## Start Supplied data

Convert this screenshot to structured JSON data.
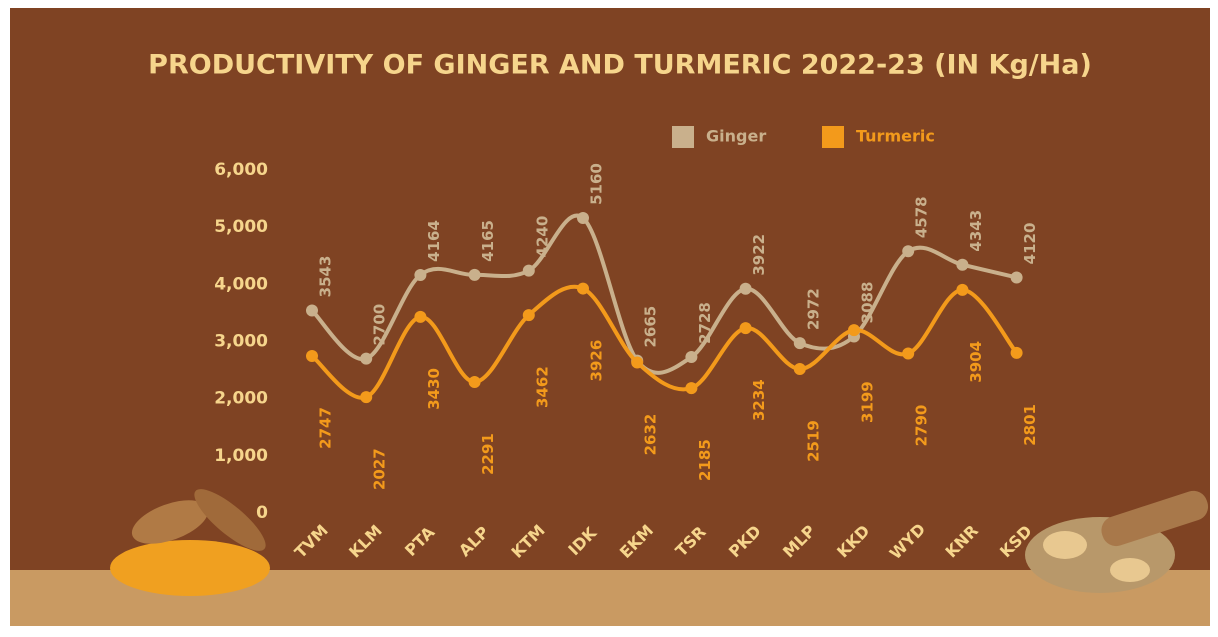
{
  "chart_data": {
    "type": "line",
    "title": "PRODUCTIVITY OF GINGER AND TURMERIC  2022-23 (IN Kg/Ha)",
    "categories": [
      "TVM",
      "KLM",
      "PTA",
      "ALP",
      "KTM",
      "IDK",
      "EKM",
      "TSR",
      "PKD",
      "MLP",
      "KKD",
      "WYD",
      "KNR",
      "KSD"
    ],
    "series": [
      {
        "name": "Ginger",
        "color": "#c9b08c",
        "values": [
          3543,
          2700,
          4164,
          4165,
          4240,
          5160,
          2665,
          2728,
          3922,
          2972,
          3088,
          4578,
          4343,
          4120
        ]
      },
      {
        "name": "Turmeric",
        "color": "#f39a1b",
        "values": [
          2747,
          2027,
          3430,
          2291,
          3462,
          3926,
          2632,
          2185,
          3234,
          2519,
          3199,
          2790,
          3904,
          2801
        ]
      }
    ],
    "ylim": [
      0,
      6000
    ],
    "yticks": [
      0,
      {
        "value": 1000,
        "label": "1,000"
      },
      {
        "value": 2000,
        "label": "2,000"
      },
      {
        "value": 3000,
        "label": "3,000"
      },
      {
        "value": 4000,
        "label": "4,000"
      },
      {
        "value": 5000,
        "label": "5,000"
      },
      {
        "value": 6000,
        "label": "6,000"
      }
    ],
    "legend": "top-right"
  }
}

## End Supplied data

[The task]: Would you return the data exactly as written, without the pictures?

[Solution to this task]:
Convert this screenshot to structured JSON data.
{
  "chart_data": {
    "type": "line",
    "title": "PRODUCTIVITY OF GINGER AND TURMERIC  2022-23 (IN Kg/Ha)",
    "categories": [
      "TVM",
      "KLM",
      "PTA",
      "ALP",
      "KTM",
      "IDK",
      "EKM",
      "TSR",
      "PKD",
      "MLP",
      "KKD",
      "WYD",
      "KNR",
      "KSD"
    ],
    "series": [
      {
        "name": "Ginger",
        "color": "#c9b08c",
        "values": [
          3543,
          2700,
          4164,
          4165,
          4240,
          5160,
          2665,
          2728,
          3922,
          2972,
          3088,
          4578,
          4343,
          4120
        ]
      },
      {
        "name": "Turmeric",
        "color": "#f39a1b",
        "values": [
          2747,
          2027,
          3430,
          2291,
          3462,
          3926,
          2632,
          2185,
          3234,
          2519,
          3199,
          2790,
          3904,
          2801
        ]
      }
    ],
    "ylim": [
      0,
      6000
    ],
    "yticks": [
      0,
      {
        "value": 1000,
        "label": "1,000"
      },
      {
        "value": 2000,
        "label": "2,000"
      },
      {
        "value": 3000,
        "label": "3,000"
      },
      {
        "value": 4000,
        "label": "4,000"
      },
      {
        "value": 5000,
        "label": "5,000"
      },
      {
        "value": 6000,
        "label": "6,000"
      }
    ],
    "legend": "top-right"
  }
}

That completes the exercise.